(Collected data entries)
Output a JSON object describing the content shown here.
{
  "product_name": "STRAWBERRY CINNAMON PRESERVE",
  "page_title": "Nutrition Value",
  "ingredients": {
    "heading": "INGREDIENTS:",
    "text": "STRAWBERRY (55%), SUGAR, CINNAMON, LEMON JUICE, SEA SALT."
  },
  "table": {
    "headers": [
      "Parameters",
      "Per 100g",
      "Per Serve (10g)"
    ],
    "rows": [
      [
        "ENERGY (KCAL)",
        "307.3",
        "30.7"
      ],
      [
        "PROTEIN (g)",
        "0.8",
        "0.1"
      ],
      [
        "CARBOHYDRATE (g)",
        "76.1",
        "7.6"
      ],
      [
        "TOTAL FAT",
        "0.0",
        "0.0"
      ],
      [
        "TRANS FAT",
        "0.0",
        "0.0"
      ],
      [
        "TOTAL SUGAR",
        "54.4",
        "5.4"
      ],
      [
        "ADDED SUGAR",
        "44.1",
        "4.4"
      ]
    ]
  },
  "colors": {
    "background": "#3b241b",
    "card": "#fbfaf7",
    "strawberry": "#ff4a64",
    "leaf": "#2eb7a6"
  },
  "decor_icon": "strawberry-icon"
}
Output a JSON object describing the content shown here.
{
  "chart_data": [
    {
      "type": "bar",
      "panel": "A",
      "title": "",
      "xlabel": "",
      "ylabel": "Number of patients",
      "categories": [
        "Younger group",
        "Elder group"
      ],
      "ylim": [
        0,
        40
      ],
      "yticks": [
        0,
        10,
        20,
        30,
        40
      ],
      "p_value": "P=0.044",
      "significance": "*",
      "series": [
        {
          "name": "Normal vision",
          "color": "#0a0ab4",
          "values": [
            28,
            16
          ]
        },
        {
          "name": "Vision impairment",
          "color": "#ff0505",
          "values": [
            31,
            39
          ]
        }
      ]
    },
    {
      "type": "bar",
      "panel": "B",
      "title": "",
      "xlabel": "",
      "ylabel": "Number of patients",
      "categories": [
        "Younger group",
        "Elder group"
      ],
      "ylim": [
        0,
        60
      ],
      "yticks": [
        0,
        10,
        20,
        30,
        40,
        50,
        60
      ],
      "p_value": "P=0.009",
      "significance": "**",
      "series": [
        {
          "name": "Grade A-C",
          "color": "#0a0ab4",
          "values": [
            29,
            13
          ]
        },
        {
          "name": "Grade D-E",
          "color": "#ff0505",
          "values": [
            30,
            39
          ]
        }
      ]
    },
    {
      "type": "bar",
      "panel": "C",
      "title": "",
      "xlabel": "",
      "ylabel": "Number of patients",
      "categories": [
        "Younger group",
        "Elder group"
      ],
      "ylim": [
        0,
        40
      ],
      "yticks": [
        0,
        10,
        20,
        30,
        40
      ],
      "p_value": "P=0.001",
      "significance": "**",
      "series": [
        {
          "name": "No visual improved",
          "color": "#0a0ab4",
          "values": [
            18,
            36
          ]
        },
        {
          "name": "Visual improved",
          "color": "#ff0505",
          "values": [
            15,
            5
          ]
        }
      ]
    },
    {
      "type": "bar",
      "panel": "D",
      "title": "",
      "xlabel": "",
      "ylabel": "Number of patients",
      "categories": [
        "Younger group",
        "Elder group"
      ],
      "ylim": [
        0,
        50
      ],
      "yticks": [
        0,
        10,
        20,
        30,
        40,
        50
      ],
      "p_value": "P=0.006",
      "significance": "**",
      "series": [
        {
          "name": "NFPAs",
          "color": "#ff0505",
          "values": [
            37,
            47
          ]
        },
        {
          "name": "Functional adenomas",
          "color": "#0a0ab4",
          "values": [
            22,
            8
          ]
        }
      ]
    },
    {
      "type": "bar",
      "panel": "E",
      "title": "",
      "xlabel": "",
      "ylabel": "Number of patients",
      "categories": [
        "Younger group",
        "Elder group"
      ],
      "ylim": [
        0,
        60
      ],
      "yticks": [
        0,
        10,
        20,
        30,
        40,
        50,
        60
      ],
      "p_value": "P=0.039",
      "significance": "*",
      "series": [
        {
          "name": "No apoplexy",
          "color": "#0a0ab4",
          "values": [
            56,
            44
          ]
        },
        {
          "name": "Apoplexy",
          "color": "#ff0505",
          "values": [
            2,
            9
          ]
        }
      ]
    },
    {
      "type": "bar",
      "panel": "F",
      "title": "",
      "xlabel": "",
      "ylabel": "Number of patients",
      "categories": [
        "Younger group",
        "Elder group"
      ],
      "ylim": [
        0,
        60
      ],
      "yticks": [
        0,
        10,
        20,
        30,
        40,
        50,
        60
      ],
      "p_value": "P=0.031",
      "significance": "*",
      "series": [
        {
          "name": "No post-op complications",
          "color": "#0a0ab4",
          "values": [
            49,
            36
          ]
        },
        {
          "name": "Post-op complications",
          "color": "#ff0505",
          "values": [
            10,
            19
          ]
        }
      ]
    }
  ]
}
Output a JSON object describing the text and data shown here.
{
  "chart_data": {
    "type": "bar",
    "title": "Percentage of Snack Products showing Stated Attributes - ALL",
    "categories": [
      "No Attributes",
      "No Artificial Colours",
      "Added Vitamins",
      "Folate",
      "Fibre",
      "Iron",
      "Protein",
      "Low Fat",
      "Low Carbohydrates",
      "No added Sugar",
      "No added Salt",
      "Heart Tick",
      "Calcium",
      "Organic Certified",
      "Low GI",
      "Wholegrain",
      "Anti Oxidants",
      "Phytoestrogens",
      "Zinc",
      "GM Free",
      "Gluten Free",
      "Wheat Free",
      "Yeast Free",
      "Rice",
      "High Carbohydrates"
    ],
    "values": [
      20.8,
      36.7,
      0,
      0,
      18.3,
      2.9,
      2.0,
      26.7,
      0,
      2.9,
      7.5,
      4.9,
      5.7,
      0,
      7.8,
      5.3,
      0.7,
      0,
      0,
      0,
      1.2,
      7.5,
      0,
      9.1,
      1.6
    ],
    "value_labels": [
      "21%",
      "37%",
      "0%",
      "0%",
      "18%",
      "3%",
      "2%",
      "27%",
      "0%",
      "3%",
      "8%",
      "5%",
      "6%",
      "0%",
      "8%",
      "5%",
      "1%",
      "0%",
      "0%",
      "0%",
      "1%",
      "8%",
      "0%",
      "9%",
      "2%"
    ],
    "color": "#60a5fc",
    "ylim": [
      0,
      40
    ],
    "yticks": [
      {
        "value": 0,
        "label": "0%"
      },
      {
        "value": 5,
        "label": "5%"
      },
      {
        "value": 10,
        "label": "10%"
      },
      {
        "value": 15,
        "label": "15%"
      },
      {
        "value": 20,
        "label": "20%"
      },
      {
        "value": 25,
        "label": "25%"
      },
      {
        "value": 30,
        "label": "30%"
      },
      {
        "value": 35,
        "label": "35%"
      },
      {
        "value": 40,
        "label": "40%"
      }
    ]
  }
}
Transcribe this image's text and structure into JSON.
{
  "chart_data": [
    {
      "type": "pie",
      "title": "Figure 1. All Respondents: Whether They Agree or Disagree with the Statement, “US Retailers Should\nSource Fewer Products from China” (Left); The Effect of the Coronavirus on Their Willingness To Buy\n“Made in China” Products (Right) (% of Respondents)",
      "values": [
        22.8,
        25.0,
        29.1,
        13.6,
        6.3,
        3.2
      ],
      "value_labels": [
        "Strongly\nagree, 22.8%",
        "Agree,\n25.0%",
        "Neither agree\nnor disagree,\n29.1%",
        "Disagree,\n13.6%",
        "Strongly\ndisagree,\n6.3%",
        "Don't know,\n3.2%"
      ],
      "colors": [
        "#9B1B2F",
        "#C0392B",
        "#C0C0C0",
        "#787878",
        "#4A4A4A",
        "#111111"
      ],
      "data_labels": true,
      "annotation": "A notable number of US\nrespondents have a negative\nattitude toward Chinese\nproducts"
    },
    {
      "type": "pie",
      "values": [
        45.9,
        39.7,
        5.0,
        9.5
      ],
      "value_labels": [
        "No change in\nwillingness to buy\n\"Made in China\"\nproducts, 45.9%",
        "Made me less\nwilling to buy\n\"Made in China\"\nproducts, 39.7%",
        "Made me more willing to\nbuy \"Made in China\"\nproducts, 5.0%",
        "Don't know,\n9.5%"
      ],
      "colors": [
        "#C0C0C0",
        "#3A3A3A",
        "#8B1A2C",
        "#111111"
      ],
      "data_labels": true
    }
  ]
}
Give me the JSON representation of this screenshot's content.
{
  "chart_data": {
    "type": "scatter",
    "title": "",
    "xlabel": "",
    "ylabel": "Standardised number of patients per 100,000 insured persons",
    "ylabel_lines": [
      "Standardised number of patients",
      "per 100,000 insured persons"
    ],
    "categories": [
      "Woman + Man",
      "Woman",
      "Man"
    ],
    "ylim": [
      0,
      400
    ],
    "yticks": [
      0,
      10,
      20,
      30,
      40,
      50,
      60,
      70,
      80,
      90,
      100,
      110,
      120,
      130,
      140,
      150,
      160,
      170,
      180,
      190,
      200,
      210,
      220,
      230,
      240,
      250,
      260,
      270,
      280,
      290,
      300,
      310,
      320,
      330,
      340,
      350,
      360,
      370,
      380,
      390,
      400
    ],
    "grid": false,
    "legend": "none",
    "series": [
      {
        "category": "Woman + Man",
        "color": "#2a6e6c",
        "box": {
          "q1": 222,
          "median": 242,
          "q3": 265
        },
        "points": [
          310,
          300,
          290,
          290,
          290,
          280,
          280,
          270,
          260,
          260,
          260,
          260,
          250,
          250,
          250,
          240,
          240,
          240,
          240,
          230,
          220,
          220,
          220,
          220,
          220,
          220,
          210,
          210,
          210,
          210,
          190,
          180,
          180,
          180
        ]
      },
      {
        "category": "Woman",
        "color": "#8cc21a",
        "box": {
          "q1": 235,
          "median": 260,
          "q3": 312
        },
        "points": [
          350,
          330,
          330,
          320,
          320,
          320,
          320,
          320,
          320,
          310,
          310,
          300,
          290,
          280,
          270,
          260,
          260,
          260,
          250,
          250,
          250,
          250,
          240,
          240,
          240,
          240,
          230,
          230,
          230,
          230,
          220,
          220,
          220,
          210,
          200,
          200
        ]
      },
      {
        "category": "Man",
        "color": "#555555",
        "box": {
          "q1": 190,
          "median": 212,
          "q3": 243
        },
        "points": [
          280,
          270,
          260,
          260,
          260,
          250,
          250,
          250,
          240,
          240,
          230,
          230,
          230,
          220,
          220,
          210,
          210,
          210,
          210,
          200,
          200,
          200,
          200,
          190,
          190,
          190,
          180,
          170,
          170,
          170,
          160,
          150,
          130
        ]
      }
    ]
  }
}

= Assignment =
Among the lines above, find each one containing the string "nproducts" and copy it.

= The answer =
      "annotation": "A notable number of US\nrespondents have a negative\nattitude toward Chinese\nproducts"
        "No change in\nwillingness to buy\n\"Made in China\"\nproducts, 45.9%",
        "Made me less\nwilling to buy\n\"Made in China\"\nproducts, 39.7%",
        "Made me more willing to\nbuy \"Made in China\"\nproducts, 5.0%",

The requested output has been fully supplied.